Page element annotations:
• • • • • • •
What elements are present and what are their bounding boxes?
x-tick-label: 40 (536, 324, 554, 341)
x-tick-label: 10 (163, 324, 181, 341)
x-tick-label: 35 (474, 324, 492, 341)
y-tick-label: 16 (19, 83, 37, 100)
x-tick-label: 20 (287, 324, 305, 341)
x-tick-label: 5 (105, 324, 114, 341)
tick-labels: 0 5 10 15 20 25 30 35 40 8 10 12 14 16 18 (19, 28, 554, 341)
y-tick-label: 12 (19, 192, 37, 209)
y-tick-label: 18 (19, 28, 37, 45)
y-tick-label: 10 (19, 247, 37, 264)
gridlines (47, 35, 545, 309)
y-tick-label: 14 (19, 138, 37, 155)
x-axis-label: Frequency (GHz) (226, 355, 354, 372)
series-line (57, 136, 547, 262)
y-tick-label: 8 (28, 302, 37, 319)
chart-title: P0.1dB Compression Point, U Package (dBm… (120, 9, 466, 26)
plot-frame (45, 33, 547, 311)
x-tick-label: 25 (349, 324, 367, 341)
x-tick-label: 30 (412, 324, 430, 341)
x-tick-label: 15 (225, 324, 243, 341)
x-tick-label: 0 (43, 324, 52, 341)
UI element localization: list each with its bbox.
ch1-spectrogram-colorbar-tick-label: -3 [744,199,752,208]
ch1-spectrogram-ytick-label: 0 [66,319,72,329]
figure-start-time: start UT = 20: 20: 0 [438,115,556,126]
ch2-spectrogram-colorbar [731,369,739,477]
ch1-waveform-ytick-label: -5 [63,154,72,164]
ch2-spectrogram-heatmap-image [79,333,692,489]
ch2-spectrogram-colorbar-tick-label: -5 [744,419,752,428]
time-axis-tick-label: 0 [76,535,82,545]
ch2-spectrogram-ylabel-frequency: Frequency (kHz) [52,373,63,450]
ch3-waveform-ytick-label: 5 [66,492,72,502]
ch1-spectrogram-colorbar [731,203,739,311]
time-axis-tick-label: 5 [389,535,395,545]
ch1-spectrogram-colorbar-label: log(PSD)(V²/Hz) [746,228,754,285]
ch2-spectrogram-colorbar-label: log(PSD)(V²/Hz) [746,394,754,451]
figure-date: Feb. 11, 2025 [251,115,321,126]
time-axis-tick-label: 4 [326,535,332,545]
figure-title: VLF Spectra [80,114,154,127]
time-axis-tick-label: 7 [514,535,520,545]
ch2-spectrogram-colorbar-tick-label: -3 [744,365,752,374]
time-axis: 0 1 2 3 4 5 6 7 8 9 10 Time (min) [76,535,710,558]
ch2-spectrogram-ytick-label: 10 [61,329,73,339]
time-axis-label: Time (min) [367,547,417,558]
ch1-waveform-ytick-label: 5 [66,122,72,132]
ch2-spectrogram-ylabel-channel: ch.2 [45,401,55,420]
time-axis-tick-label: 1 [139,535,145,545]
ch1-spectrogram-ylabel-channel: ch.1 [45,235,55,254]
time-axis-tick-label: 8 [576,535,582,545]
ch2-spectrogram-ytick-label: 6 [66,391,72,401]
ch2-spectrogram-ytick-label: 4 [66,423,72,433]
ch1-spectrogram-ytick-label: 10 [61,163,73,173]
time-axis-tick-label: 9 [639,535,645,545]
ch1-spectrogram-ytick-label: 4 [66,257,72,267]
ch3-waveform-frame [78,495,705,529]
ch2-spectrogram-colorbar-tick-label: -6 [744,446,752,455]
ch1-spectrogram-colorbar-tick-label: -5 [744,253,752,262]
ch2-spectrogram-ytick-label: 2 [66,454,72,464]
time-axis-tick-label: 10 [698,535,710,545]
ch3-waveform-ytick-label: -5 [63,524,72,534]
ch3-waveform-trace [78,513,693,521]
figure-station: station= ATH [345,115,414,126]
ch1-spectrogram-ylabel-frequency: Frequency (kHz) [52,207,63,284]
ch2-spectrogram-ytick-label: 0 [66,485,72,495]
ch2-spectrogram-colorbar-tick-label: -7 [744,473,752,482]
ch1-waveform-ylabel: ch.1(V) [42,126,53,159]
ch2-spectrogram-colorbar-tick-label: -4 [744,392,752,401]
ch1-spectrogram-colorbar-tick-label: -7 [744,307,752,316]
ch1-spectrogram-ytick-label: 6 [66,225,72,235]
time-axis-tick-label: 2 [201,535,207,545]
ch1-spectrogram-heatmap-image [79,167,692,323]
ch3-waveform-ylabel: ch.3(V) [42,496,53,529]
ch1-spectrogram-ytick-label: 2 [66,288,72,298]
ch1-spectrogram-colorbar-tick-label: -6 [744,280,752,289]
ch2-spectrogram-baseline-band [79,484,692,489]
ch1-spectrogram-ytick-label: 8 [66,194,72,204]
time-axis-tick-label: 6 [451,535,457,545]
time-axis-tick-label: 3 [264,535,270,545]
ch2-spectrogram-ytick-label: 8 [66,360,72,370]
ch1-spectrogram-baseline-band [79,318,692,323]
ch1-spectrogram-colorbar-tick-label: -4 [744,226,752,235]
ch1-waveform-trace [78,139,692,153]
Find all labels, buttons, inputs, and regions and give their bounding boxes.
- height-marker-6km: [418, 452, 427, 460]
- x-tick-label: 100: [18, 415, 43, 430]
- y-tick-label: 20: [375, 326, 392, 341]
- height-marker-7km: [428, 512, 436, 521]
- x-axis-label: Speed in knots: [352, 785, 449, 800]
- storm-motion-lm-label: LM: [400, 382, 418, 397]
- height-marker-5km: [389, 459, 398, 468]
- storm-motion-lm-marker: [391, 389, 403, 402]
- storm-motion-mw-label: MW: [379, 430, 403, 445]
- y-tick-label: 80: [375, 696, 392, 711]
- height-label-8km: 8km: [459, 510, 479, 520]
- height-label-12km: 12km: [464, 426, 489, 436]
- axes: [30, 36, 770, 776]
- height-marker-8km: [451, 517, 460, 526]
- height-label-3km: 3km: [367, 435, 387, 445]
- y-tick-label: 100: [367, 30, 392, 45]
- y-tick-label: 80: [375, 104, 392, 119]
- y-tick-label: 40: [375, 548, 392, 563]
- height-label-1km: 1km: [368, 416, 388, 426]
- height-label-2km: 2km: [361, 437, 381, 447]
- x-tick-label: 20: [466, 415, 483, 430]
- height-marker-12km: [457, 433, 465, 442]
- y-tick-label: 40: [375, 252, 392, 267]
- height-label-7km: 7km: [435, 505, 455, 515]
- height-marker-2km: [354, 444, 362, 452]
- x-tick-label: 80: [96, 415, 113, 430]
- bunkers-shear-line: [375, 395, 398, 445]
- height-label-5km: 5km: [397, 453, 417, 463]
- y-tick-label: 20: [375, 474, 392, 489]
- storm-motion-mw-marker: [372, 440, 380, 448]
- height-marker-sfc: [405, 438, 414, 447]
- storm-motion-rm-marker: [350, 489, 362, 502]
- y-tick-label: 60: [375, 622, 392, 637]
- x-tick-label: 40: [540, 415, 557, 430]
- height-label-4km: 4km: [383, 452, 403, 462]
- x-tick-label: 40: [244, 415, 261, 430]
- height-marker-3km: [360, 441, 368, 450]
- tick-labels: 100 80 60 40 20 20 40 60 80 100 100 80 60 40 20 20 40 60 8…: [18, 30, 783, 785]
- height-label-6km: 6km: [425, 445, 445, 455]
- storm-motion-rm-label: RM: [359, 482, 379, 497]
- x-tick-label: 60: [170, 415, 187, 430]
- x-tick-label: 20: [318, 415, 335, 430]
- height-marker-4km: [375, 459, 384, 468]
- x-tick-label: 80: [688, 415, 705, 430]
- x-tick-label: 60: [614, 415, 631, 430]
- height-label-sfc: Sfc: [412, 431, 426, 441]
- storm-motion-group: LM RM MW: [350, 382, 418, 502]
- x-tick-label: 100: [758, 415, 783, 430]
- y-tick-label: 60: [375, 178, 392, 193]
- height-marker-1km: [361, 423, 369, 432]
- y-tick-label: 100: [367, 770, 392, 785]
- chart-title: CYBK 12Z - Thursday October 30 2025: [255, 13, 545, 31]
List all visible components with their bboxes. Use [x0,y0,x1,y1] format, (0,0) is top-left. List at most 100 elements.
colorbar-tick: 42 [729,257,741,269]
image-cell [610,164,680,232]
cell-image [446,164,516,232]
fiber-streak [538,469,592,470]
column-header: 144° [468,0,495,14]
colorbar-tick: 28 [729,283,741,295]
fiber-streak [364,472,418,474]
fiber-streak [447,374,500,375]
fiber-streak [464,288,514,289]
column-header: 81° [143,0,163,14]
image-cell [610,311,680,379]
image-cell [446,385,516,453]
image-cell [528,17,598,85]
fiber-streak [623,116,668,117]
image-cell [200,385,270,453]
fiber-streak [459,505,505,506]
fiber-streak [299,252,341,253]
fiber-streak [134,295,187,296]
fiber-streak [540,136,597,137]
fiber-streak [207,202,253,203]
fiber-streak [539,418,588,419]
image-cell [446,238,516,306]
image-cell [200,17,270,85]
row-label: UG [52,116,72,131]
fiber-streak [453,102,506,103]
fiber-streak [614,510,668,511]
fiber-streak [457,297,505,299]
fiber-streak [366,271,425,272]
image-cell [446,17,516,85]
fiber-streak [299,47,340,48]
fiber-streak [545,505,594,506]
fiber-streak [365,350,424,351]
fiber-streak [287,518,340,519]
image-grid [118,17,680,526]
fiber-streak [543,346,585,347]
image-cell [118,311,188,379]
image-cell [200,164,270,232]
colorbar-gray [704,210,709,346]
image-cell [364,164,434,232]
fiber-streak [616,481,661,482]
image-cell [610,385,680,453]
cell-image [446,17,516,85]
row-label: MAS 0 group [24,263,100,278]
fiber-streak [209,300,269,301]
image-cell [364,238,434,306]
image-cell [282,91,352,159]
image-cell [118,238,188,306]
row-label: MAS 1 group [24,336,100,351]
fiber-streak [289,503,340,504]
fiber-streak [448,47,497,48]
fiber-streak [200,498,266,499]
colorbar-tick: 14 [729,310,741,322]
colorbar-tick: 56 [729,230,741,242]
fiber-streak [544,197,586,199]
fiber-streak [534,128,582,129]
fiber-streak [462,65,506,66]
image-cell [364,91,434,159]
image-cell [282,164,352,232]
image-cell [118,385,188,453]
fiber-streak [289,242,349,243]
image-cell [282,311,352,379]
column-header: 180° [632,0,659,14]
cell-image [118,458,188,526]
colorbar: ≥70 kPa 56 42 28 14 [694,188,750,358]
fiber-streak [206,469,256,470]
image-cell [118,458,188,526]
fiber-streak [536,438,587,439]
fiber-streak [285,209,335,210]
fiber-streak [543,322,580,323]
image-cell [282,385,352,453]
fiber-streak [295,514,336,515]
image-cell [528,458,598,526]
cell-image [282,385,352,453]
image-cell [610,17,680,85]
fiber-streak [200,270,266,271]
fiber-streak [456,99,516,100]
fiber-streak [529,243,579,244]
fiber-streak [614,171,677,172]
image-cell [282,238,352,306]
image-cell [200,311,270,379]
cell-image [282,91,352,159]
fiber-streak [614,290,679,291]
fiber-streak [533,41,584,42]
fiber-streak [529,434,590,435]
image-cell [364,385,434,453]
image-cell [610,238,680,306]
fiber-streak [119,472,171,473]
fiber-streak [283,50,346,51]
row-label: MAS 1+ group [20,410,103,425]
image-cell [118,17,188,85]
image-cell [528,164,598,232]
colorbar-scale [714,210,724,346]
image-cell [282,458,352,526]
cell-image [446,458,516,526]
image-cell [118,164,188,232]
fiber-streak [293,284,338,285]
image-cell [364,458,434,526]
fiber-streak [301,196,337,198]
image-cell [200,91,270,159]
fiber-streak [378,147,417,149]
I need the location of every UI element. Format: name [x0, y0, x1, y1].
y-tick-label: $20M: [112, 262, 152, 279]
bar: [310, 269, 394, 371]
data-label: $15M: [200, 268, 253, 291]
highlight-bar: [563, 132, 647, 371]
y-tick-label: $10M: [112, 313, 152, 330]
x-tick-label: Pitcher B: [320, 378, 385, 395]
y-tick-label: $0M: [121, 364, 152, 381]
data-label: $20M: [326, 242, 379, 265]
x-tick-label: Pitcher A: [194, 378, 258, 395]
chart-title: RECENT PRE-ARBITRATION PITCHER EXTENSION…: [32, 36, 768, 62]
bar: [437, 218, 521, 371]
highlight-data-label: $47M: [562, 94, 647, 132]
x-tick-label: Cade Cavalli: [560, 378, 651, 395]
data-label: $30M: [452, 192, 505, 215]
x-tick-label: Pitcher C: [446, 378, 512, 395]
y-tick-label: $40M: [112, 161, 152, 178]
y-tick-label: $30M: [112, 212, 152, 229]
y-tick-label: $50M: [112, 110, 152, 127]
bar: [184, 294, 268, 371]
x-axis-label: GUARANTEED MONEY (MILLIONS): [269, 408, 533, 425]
• • • • • • •
■ Written instruction
Return the data from its start through the line containing "ch1-spectrogram-colorbar-tick-label: -3 [744,199,752,208]", both ends included, reproducing those lines without any change.

■ Answer
What elements are present and what are their bounding boxes?
x-tick-label: 40 (536, 324, 554, 341)
x-tick-label: 10 (163, 324, 181, 341)
x-tick-label: 35 (474, 324, 492, 341)
y-tick-label: 16 (19, 83, 37, 100)
x-tick-label: 20 (287, 324, 305, 341)
x-tick-label: 5 (105, 324, 114, 341)
tick-labels: 0 5 10 15 20 25 30 35 40 8 10 12 14 16 18 (19, 28, 554, 341)
y-tick-label: 12 (19, 192, 37, 209)
y-tick-label: 18 (19, 28, 37, 45)
y-tick-label: 10 (19, 247, 37, 264)
gridlines (47, 35, 545, 309)
y-tick-label: 14 (19, 138, 37, 155)
x-axis-label: Frequency (GHz) (226, 355, 354, 372)
series-line (57, 136, 547, 262)
y-tick-label: 8 (28, 302, 37, 319)
chart-title: P0.1dB Compression Point, U Package (dBm… (120, 9, 466, 26)
plot-frame (45, 33, 547, 311)
x-tick-label: 25 (349, 324, 367, 341)
x-tick-label: 30 (412, 324, 430, 341)
x-tick-label: 15 (225, 324, 243, 341)
x-tick-label: 0 (43, 324, 52, 341)
UI element localization: list each with its bbox.
ch1-spectrogram-colorbar-tick-label: -3 [744,199,752,208]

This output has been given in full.